Stated exercise ▸ The listing below should be written out exactly; please include all of it.

Source records ▸
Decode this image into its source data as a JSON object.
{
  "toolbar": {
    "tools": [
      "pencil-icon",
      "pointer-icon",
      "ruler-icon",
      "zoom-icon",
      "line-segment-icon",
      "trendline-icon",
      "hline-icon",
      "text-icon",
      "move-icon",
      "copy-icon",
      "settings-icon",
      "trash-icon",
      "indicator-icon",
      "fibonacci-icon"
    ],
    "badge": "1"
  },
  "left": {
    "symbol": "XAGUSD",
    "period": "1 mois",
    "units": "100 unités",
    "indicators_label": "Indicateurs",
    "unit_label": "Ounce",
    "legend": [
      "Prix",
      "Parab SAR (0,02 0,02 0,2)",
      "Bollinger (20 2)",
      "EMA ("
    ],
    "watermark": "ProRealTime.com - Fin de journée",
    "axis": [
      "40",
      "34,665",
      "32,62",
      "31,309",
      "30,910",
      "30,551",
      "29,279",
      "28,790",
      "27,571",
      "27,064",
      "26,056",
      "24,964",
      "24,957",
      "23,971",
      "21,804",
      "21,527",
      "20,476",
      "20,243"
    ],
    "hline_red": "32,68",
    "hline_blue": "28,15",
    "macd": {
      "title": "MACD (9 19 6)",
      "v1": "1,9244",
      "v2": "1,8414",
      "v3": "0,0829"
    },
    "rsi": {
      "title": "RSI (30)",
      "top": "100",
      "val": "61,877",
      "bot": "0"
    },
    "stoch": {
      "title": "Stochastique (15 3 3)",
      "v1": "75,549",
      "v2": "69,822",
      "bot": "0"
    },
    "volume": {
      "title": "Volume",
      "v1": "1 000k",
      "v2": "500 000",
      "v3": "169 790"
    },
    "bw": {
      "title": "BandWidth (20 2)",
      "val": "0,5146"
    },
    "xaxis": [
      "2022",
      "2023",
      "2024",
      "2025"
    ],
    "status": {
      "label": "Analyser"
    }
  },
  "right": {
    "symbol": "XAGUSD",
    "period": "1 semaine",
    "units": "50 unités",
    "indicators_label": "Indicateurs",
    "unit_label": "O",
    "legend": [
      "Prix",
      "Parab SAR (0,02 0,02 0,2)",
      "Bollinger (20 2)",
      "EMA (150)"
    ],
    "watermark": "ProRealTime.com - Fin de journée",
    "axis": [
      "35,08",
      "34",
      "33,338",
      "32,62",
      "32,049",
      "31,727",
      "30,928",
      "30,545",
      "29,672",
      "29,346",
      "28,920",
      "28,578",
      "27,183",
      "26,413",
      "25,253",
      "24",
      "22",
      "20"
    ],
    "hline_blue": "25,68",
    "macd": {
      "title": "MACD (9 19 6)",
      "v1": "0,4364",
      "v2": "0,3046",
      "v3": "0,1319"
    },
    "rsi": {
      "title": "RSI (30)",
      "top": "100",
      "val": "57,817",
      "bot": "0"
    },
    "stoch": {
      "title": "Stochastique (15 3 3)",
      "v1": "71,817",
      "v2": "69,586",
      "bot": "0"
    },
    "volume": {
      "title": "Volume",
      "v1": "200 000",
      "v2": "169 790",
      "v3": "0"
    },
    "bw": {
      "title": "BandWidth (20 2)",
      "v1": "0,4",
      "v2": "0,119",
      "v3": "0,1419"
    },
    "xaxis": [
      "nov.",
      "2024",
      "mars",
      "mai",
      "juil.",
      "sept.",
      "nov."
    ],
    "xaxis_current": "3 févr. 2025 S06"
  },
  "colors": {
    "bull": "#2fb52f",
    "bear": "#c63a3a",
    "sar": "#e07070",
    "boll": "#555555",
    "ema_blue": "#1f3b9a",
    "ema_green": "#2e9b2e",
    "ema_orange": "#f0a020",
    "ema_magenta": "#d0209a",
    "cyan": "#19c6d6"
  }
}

Result of this task ▸
Decode this image into its source data as a JSON object.
{
  "toolbar": {
    "tools": [
      "pencil-icon",
      "pointer-icon",
      "ruler-icon",
      "zoom-icon",
      "line-segment-icon",
      "trendline-icon",
      "hline-icon",
      "text-icon",
      "move-icon",
      "copy-icon",
      "settings-icon",
      "trash-icon",
      "indicator-icon",
      "fibonacci-icon"
    ],
    "badge": "1"
  },
  "left": {
    "symbol": "XAGUSD",
    "period": "1 mois",
    "units": "100 unités",
    "indicators_label": "Indicateurs",
    "unit_label": "Ounce",
    "legend": [
      "Prix",
      "Parab SAR (0,02 0,02 0,2)",
      "Bollinger (20 2)",
      "EMA ("
    ],
    "watermark": "ProRealTime.com - Fin de journée",
    "axis": [
      "40",
      "34,665",
      "32,62",
      "31,309",
      "30,910",
      "30,551",
      "29,279",
      "28,790",
      "27,571",
      "27,064",
      "26,056",
      "24,964",
      "24,957",
      "23,971",
      "21,804",
      "21,527",
      "20,476",
      "20,243"
    ],
    "hline_red": "32,68",
    "hline_blue": "28,15",
    "macd": {
      "title": "MACD (9 19 6)",
      "v1": "1,9244",
      "v2": "1,8414",
      "v3": "0,0829"
    },
    "rsi": {
      "title": "RSI (30)",
      "top": "100",
      "val": "61,877",
      "bot": "0"
    },
    "stoch": {
      "title": "Stochastique (15 3 3)",
      "v1": "75,549",
      "v2": "69,822",
      "bot": "0"
    },
    "volume": {
      "title": "Volume",
      "v1": "1 000k",
      "v2": "500 000",
      "v3": "169 790"
    },
    "bw": {
      "title": "BandWidth (20 2)",
      "val": "0,5146"
    },
    "xaxis": [
      "2022",
      "2023",
      "2024",
      "2025"
    ],
    "status": {
      "label": "Analyser"
    }
  },
  "right": {
    "symbol": "XAGUSD",
    "period": "1 semaine",
    "units": "50 unités",
    "indicators_label": "Indicateurs",
    "unit_label": "O",
    "legend": [
      "Prix",
      "Parab SAR (0,02 0,02 0,2)",
      "Bollinger (20 2)",
      "EMA (150)"
    ],
    "watermark": "ProRealTime.com - Fin de journée",
    "axis": [
      "35,08",
      "34",
      "33,338",
      "32,62",
      "32,049",
      "31,727",
      "30,928",
      "30,545",
      "29,672",
      "29,346",
      "28,920",
      "28,578",
      "27,183",
      "26,413",
      "25,253",
      "24",
      "22",
      "20"
    ],
    "hline_blue": "25,68",
    "macd": {
      "title": "MACD (9 19 6)",
      "v1": "0,4364",
      "v2": "0,3046",
      "v3": "0,1319"
    },
    "rsi": {
      "title": "RSI (30)",
      "top": "100",
      "val": "57,817",
      "bot": "0"
    },
    "stoch": {
      "title": "Stochastique (15 3 3)",
      "v1": "71,817",
      "v2": "69,586",
      "bot": "0"
    },
    "volume": {
      "title": "Volume",
      "v1": "200 000",
      "v2": "169 790",
      "v3": "0"
    },
    "bw": {
      "title": "BandWidth (20 2)",
      "v1": "0,4",
      "v2": "0,119",
      "v3": "0,1419"
    },
    "xaxis": [
      "nov.",
      "2024",
      "mars",
      "mai",
      "juil.",
      "sept.",
      "nov."
    ],
    "xaxis_current": "3 févr. 2025 S06"
  },
  "colors": {
    "bull": "#2fb52f",
    "bear": "#c63a3a",
    "sar": "#e07070",
    "boll": "#555555",
    "ema_blue": "#1f3b9a",
    "ema_green": "#2e9b2e",
    "ema_orange": "#f0a020",
    "ema_magenta": "#d0209a",
    "cyan": "#19c6d6"
  }
}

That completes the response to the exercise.